- [The problem]: Verbatim output of all the material below is required.

━━ Input data

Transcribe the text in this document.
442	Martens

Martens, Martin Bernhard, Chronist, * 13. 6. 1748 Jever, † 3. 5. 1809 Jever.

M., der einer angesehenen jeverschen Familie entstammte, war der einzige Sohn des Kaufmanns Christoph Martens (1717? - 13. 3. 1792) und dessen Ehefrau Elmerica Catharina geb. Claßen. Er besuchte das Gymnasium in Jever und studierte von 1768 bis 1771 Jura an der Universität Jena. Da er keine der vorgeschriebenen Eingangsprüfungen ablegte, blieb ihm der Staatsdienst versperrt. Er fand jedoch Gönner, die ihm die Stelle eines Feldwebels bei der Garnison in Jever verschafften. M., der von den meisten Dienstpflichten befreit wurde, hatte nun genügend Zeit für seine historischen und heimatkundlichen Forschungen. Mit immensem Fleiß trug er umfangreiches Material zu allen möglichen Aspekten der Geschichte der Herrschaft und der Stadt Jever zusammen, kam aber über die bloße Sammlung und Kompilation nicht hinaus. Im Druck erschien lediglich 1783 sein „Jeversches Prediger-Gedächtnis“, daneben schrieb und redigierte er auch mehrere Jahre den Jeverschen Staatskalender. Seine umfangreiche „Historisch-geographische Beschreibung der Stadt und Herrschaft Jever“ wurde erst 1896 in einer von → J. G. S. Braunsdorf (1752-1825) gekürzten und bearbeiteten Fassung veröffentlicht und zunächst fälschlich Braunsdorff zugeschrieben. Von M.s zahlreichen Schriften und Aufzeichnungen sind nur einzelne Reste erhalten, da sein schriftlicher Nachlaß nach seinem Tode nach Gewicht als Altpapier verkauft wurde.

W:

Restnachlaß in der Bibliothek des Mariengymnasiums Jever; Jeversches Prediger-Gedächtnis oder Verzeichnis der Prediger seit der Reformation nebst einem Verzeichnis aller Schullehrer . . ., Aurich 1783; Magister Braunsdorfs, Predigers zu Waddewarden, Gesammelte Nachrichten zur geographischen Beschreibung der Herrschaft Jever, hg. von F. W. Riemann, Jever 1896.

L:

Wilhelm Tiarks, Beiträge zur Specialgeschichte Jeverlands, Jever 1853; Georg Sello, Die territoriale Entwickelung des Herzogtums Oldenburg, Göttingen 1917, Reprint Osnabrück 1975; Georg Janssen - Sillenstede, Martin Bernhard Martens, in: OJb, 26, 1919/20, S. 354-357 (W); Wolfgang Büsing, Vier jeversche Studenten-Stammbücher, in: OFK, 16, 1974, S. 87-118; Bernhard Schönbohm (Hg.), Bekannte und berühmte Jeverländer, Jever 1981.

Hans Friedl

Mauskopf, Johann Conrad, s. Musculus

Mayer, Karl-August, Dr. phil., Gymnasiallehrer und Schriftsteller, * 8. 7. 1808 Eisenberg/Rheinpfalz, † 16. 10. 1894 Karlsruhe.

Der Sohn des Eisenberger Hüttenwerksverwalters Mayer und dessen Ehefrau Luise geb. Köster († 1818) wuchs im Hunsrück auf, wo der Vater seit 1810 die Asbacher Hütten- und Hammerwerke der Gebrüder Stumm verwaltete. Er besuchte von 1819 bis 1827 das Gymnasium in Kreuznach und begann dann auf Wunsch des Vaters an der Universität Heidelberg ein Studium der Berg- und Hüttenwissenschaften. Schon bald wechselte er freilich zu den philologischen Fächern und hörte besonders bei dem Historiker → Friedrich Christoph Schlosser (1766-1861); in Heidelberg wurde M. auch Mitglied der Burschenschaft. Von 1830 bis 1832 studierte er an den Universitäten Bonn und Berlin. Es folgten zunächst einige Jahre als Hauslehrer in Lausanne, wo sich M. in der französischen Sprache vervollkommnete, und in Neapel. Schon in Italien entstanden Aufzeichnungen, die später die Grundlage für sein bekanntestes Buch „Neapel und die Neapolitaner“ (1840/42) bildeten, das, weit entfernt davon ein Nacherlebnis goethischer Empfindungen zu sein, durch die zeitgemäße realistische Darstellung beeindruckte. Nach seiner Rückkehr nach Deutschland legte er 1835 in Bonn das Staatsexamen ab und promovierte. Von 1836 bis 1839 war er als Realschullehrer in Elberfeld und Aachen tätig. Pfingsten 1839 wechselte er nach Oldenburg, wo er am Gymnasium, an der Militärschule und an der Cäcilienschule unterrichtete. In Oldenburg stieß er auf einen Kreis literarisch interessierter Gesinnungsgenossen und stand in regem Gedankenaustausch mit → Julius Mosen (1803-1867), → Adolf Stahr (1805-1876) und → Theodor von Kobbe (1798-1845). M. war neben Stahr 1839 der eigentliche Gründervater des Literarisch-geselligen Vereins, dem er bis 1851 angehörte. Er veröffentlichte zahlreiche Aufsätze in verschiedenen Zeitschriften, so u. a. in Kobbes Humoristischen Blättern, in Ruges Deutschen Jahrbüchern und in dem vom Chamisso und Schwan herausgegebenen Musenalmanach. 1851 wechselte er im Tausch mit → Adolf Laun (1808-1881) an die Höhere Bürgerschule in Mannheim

━━━━

- [Finished answer]:
Transcribe the text in this document.
442	Martens

Martens, Martin Bernhard, Chronist, * 13. 6. 1748 Jever, † 3. 5. 1809 Jever.

M., der einer angesehenen jeverschen Familie entstammte, war der einzige Sohn des Kaufmanns Christoph Martens (1717? - 13. 3. 1792) und dessen Ehefrau Elmerica Catharina geb. Claßen. Er besuchte das Gymnasium in Jever und studierte von 1768 bis 1771 Jura an der Universität Jena. Da er keine der vorgeschriebenen Eingangsprüfungen ablegte, blieb ihm der Staatsdienst versperrt. Er fand jedoch Gönner, die ihm die Stelle eines Feldwebels bei der Garnison in Jever verschafften. M., der von den meisten Dienstpflichten befreit wurde, hatte nun genügend Zeit für seine historischen und heimatkundlichen Forschungen. Mit immensem Fleiß trug er umfangreiches Material zu allen möglichen Aspekten der Geschichte der Herrschaft und der Stadt Jever zusammen, kam aber über die bloße Sammlung und Kompilation nicht hinaus. Im Druck erschien lediglich 1783 sein „Jeversches Prediger-Gedächtnis“, daneben schrieb und redigierte er auch mehrere Jahre den Jeverschen Staatskalender. Seine umfangreiche „Historisch-geographische Beschreibung der Stadt und Herrschaft Jever“ wurde erst 1896 in einer von → J. G. S. Braunsdorf (1752-1825) gekürzten und bearbeiteten Fassung veröffentlicht und zunächst fälschlich Braunsdorff zugeschrieben. Von M.s zahlreichen Schriften und Aufzeichnungen sind nur einzelne Reste erhalten, da sein schriftlicher Nachlaß nach seinem Tode nach Gewicht als Altpapier verkauft wurde.

W:

Restnachlaß in der Bibliothek des Mariengymnasiums Jever; Jeversches Prediger-Gedächtnis oder Verzeichnis der Prediger seit der Reformation nebst einem Verzeichnis aller Schullehrer . . ., Aurich 1783; Magister Braunsdorfs, Predigers zu Waddewarden, Gesammelte Nachrichten zur geographischen Beschreibung der Herrschaft Jever, hg. von F. W. Riemann, Jever 1896.

L:

Wilhelm Tiarks, Beiträge zur Specialgeschichte Jeverlands, Jever 1853; Georg Sello, Die territoriale Entwickelung des Herzogtums Oldenburg, Göttingen 1917, Reprint Osnabrück 1975; Georg Janssen - Sillenstede, Martin Bernhard Martens, in: OJb, 26, 1919/20, S. 354-357 (W); Wolfgang Büsing, Vier jeversche Studenten-Stammbücher, in: OFK, 16, 1974, S. 87-118; Bernhard Schönbohm (Hg.), Bekannte und berühmte Jeverländer, Jever 1981.

Hans Friedl

Mauskopf, Johann Conrad, s. Musculus

Mayer, Karl-August, Dr. phil., Gymnasiallehrer und Schriftsteller, * 8. 7. 1808 Eisenberg/Rheinpfalz, † 16. 10. 1894 Karlsruhe.

Der Sohn des Eisenberger Hüttenwerksverwalters Mayer und dessen Ehefrau Luise geb. Köster († 1818) wuchs im Hunsrück auf, wo der Vater seit 1810 die Asbacher Hütten- und Hammerwerke der Gebrüder Stumm verwaltete. Er besuchte von 1819 bis 1827 das Gymnasium in Kreuznach und begann dann auf Wunsch des Vaters an der Universität Heidelberg ein Studium der Berg- und Hüttenwissenschaften. Schon bald wechselte er freilich zu den philologischen Fächern und hörte besonders bei dem Historiker → Friedrich Christoph Schlosser (1766-1861); in Heidelberg wurde M. auch Mitglied der Burschenschaft. Von 1830 bis 1832 studierte er an den Universitäten Bonn und Berlin. Es folgten zunächst einige Jahre als Hauslehrer in Lausanne, wo sich M. in der französischen Sprache vervollkommnete, und in Neapel. Schon in Italien entstanden Aufzeichnungen, die später die Grundlage für sein bekanntestes Buch „Neapel und die Neapolitaner“ (1840/42) bildeten, das, weit entfernt davon ein Nacherlebnis goethischer Empfindungen zu sein, durch die zeitgemäße realistische Darstellung beeindruckte. Nach seiner Rückkehr nach Deutschland legte er 1835 in Bonn das Staatsexamen ab und promovierte. Von 1836 bis 1839 war er als Realschullehrer in Elberfeld und Aachen tätig. Pfingsten 1839 wechselte er nach Oldenburg, wo er am Gymnasium, an der Militärschule und an der Cäcilienschule unterrichtete. In Oldenburg stieß er auf einen Kreis literarisch interessierter Gesinnungsgenossen und stand in regem Gedankenaustausch mit → Julius Mosen (1803-1867), → Adolf Stahr (1805-1876) und → Theodor von Kobbe (1798-1845). M. war neben Stahr 1839 der eigentliche Gründervater des Literarisch-geselligen Vereins, dem er bis 1851 angehörte. Er veröffentlichte zahlreiche Aufsätze in verschiedenen Zeitschriften, so u. a. in Kobbes Humoristischen Blättern, in Ruges Deutschen Jahrbüchern und in dem vom Chamisso und Schwan herausgegebenen Musenalmanach. 1851 wechselte er im Tausch mit → Adolf Laun (1808-1881) an die Höhere Bürgerschule in Mannheim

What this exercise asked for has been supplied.